[Records]
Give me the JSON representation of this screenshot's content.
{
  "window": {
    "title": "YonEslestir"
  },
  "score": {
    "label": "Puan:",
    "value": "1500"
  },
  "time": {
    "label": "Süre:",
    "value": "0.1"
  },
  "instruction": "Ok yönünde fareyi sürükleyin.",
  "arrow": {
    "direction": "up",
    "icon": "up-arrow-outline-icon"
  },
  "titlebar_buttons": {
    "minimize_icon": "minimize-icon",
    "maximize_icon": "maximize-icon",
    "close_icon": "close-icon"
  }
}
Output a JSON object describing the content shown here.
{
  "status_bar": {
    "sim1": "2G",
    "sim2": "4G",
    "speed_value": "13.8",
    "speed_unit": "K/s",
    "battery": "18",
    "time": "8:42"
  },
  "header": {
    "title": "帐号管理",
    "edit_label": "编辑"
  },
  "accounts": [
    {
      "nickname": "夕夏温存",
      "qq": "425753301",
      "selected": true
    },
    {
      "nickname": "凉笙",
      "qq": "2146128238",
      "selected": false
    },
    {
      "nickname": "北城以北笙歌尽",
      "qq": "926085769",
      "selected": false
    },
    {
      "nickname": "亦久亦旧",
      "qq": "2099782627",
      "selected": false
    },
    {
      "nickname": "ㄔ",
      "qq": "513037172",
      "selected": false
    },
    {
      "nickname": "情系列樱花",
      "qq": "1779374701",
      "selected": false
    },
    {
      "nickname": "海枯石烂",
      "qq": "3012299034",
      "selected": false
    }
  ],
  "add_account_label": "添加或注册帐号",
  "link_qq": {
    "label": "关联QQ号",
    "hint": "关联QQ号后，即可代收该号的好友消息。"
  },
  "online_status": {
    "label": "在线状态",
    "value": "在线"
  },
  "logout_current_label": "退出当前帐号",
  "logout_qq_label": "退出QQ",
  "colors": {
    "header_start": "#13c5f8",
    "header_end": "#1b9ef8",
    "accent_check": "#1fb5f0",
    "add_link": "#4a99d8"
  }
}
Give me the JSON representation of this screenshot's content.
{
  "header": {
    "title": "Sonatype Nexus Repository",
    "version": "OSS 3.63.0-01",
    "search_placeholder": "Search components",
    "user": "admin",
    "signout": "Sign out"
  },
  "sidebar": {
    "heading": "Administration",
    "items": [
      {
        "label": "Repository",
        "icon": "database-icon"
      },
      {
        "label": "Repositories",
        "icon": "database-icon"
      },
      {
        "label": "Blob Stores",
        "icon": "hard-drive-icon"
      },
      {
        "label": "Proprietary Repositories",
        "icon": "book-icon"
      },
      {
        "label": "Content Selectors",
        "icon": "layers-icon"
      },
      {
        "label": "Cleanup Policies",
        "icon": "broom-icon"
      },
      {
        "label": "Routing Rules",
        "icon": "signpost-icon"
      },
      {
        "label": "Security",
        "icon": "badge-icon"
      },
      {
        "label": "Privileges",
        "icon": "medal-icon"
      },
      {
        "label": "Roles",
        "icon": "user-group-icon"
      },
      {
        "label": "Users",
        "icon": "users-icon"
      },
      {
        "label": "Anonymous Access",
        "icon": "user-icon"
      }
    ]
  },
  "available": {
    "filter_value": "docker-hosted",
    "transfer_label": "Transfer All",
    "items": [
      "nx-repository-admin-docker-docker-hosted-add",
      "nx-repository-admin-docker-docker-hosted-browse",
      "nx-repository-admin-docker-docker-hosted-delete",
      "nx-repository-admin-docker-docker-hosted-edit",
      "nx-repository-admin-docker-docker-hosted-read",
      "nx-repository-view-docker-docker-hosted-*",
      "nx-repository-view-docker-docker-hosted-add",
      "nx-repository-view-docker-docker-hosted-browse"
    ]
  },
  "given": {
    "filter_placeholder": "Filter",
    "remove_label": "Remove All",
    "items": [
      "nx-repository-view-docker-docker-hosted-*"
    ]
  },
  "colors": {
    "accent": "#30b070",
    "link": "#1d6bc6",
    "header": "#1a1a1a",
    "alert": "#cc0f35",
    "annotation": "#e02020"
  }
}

TASK TO CARRY OUT: Spot every line that holds "browse" and copy it.

FINAL RESULT:
      "nx-repository-admin-docker-docker-hosted-browse",
      "nx-repository-view-docker-docker-hosted-browse"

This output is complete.